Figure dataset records
──────

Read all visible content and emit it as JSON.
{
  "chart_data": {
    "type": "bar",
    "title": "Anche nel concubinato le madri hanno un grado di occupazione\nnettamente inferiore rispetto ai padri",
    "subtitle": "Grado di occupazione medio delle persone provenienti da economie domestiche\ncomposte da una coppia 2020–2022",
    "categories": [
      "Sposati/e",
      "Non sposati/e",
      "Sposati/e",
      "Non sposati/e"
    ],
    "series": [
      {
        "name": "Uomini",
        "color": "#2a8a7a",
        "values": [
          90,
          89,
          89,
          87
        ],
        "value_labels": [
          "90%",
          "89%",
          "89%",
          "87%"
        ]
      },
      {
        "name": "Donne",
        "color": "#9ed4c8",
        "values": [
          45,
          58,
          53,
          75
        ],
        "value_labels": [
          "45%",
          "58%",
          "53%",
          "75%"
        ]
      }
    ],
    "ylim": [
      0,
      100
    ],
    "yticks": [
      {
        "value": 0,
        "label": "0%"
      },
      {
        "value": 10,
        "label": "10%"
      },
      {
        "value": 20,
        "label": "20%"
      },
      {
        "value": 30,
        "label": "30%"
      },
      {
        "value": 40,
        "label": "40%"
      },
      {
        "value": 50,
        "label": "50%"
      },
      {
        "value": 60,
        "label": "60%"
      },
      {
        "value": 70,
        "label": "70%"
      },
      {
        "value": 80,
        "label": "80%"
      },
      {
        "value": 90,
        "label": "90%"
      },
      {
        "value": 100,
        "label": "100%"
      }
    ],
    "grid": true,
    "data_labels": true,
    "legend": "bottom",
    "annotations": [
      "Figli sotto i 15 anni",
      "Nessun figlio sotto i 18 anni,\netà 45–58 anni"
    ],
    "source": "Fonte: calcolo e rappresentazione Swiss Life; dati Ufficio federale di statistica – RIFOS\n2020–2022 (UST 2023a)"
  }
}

──────

### WHAT IS EXPECTED
Give the listing above again, word for word.

### EXERCISE OUTPUT
Read all visible content and emit it as JSON.
{
  "chart_data": {
    "type": "bar",
    "title": "Anche nel concubinato le madri hanno un grado di occupazione\nnettamente inferiore rispetto ai padri",
    "subtitle": "Grado di occupazione medio delle persone provenienti da economie domestiche\ncomposte da una coppia 2020–2022",
    "categories": [
      "Sposati/e",
      "Non sposati/e",
      "Sposati/e",
      "Non sposati/e"
    ],
    "series": [
      {
        "name": "Uomini",
        "color": "#2a8a7a",
        "values": [
          90,
          89,
          89,
          87
        ],
        "value_labels": [
          "90%",
          "89%",
          "89%",
          "87%"
        ]
      },
      {
        "name": "Donne",
        "color": "#9ed4c8",
        "values": [
          45,
          58,
          53,
          75
        ],
        "value_labels": [
          "45%",
          "58%",
          "53%",
          "75%"
        ]
      }
    ],
    "ylim": [
      0,
      100
    ],
    "yticks": [
      {
        "value": 0,
        "label": "0%"
      },
      {
        "value": 10,
        "label": "10%"
      },
      {
        "value": 20,
        "label": "20%"
      },
      {
        "value": 30,
        "label": "30%"
      },
      {
        "value": 40,
        "label": "40%"
      },
      {
        "value": 50,
        "label": "50%"
      },
      {
        "value": 60,
        "label": "60%"
      },
      {
        "value": 70,
        "label": "70%"
      },
      {
        "value": 80,
        "label": "80%"
      },
      {
        "value": 90,
        "label": "90%"
      },
      {
        "value": 100,
        "label": "100%"
      }
    ],
    "grid": true,
    "data_labels": true,
    "legend": "bottom",
    "annotations": [
      "Figli sotto i 15 anni",
      "Nessun figlio sotto i 18 anni,\netà 45–58 anni"
    ],
    "source": "Fonte: calcolo e rappresentazione Swiss Life; dati Ufficio federale di statistica – RIFOS\n2020–2022 (UST 2023a)"
  }
}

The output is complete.